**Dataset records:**
--------------------------------

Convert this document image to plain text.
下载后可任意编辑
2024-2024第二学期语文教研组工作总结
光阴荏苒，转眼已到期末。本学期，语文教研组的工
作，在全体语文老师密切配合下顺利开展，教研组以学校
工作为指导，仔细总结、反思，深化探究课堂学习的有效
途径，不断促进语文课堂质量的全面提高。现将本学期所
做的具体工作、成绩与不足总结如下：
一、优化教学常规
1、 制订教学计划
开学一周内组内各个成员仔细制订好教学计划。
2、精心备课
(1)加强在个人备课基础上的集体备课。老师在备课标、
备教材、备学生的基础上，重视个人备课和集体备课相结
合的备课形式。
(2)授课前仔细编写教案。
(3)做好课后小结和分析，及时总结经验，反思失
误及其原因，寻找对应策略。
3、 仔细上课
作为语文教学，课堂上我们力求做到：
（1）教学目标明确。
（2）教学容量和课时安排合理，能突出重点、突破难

--------------------------------

**WHAT THE EXERCISE ASKS:** Return all the data exactly as given.

**THE REPLY:**
Convert this document image to plain text.
下载后可任意编辑
2024-2024第二学期语文教研组工作总结
光阴荏苒，转眼已到期末。本学期，语文教研组的工
作，在全体语文老师密切配合下顺利开展，教研组以学校
工作为指导，仔细总结、反思，深化探究课堂学习的有效
途径，不断促进语文课堂质量的全面提高。现将本学期所
做的具体工作、成绩与不足总结如下：
一、优化教学常规
1、 制订教学计划
开学一周内组内各个成员仔细制订好教学计划。
2、精心备课
(1)加强在个人备课基础上的集体备课。老师在备课标、
备教材、备学生的基础上，重视个人备课和集体备课相结
合的备课形式。
(2)授课前仔细编写教案。
(3)做好课后小结和分析，及时总结经验，反思失
误及其原因，寻找对应策略。
3、 仔细上课
作为语文教学，课堂上我们力求做到：
（1）教学目标明确。
（2）教学容量和课时安排合理，能突出重点、突破难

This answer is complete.